◆ THE TASK: Restate the entire listing word for word.

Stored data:
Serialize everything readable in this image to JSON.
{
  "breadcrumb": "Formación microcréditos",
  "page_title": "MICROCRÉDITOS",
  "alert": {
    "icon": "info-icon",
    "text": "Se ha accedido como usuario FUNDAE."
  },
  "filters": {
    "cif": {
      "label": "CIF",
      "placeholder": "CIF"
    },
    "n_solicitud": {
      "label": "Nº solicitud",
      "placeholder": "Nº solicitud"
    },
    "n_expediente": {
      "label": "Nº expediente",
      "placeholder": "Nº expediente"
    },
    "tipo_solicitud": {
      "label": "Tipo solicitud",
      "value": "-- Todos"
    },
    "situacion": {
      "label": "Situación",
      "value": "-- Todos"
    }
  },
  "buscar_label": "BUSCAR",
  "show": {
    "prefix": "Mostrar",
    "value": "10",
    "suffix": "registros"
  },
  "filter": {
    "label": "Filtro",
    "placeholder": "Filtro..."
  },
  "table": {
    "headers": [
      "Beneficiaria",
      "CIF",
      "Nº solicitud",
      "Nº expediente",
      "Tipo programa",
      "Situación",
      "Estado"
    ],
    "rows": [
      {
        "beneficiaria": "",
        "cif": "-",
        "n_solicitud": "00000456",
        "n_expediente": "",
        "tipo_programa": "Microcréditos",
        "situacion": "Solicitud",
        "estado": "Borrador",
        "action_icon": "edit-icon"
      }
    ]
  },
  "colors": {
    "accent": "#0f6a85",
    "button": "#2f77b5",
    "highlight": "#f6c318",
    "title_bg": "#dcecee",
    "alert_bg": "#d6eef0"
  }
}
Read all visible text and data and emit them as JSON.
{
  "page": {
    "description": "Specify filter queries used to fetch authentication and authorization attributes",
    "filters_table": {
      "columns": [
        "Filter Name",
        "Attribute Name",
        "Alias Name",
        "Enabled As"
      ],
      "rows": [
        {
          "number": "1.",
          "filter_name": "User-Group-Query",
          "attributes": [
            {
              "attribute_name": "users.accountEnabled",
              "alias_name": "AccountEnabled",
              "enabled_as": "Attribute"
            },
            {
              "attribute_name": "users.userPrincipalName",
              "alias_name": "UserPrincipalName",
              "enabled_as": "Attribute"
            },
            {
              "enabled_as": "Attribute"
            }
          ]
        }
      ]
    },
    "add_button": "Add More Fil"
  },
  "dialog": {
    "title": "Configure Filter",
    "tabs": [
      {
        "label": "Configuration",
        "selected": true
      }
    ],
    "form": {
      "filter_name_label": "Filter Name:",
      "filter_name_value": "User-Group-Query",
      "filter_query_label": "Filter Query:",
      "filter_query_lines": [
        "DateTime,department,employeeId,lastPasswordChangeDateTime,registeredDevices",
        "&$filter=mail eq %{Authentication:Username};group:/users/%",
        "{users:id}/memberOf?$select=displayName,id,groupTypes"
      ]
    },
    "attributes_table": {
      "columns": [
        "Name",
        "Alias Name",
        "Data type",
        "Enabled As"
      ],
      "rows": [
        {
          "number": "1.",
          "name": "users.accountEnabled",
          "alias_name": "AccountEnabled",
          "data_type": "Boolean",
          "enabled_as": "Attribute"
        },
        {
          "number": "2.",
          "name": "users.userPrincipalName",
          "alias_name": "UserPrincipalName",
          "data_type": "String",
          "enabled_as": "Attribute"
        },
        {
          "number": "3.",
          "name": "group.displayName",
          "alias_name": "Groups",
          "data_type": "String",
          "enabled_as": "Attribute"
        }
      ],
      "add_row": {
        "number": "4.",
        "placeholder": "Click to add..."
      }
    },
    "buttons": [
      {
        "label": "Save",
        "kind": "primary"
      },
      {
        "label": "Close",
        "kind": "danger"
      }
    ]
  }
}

◆ RESULT OF THE EXERCISE:
Serialize everything readable in this image to JSON.
{
  "breadcrumb": "Formación microcréditos",
  "page_title": "MICROCRÉDITOS",
  "alert": {
    "icon": "info-icon",
    "text": "Se ha accedido como usuario FUNDAE."
  },
  "filters": {
    "cif": {
      "label": "CIF",
      "placeholder": "CIF"
    },
    "n_solicitud": {
      "label": "Nº solicitud",
      "placeholder": "Nº solicitud"
    },
    "n_expediente": {
      "label": "Nº expediente",
      "placeholder": "Nº expediente"
    },
    "tipo_solicitud": {
      "label": "Tipo solicitud",
      "value": "-- Todos"
    },
    "situacion": {
      "label": "Situación",
      "value": "-- Todos"
    }
  },
  "buscar_label": "BUSCAR",
  "show": {
    "prefix": "Mostrar",
    "value": "10",
    "suffix": "registros"
  },
  "filter": {
    "label": "Filtro",
    "placeholder": "Filtro..."
  },
  "table": {
    "headers": [
      "Beneficiaria",
      "CIF",
      "Nº solicitud",
      "Nº expediente",
      "Tipo programa",
      "Situación",
      "Estado"
    ],
    "rows": [
      {
        "beneficiaria": "",
        "cif": "-",
        "n_solicitud": "00000456",
        "n_expediente": "",
        "tipo_programa": "Microcréditos",
        "situacion": "Solicitud",
        "estado": "Borrador",
        "action_icon": "edit-icon"
      }
    ]
  },
  "colors": {
    "accent": "#0f6a85",
    "button": "#2f77b5",
    "highlight": "#f6c318",
    "title_bg": "#dcecee",
    "alert_bg": "#d6eef0"
  }
}
Read all visible text and data and emit them as JSON.
{
  "page": {
    "description": "Specify filter queries used to fetch authentication and authorization attributes",
    "filters_table": {
      "columns": [
        "Filter Name",
        "Attribute Name",
        "Alias Name",
        "Enabled As"
      ],
      "rows": [
        {
          "number": "1.",
          "filter_name": "User-Group-Query",
          "attributes": [
            {
              "attribute_name": "users.accountEnabled",
              "alias_name": "AccountEnabled",
              "enabled_as": "Attribute"
            },
            {
              "attribute_name": "users.userPrincipalName",
              "alias_name": "UserPrincipalName",
              "enabled_as": "Attribute"
            },
            {
              "enabled_as": "Attribute"
            }
          ]
        }
      ]
    },
    "add_button": "Add More Fil"
  },
  "dialog": {
    "title": "Configure Filter",
    "tabs": [
      {
        "label": "Configuration",
        "selected": true
      }
    ],
    "form": {
      "filter_name_label": "Filter Name:",
      "filter_name_value": "User-Group-Query",
      "filter_query_label": "Filter Query:",
      "filter_query_lines": [
        "DateTime,department,employeeId,lastPasswordChangeDateTime,registeredDevices",
        "&$filter=mail eq %{Authentication:Username};group:/users/%",
        "{users:id}/memberOf?$select=displayName,id,groupTypes"
      ]
    },
    "attributes_table": {
      "columns": [
        "Name",
        "Alias Name",
        "Data type",
        "Enabled As"
      ],
      "rows": [
        {
          "number": "1.",
          "name": "users.accountEnabled",
          "alias_name": "AccountEnabled",
          "data_type": "Boolean",
          "enabled_as": "Attribute"
        },
        {
          "number": "2.",
          "name": "users.userPrincipalName",
          "alias_name": "UserPrincipalName",
          "data_type": "String",
          "enabled_as": "Attribute"
        },
        {
          "number": "3.",
          "name": "group.displayName",
          "alias_name": "Groups",
          "data_type": "String",
          "enabled_as": "Attribute"
        }
      ],
      "add_row": {
        "number": "4.",
        "placeholder": "Click to add..."
      }
    },
    "buttons": [
      {
        "label": "Save",
        "kind": "primary"
      },
      {
        "label": "Close",
        "kind": "danger"
      }
    ]
  }
}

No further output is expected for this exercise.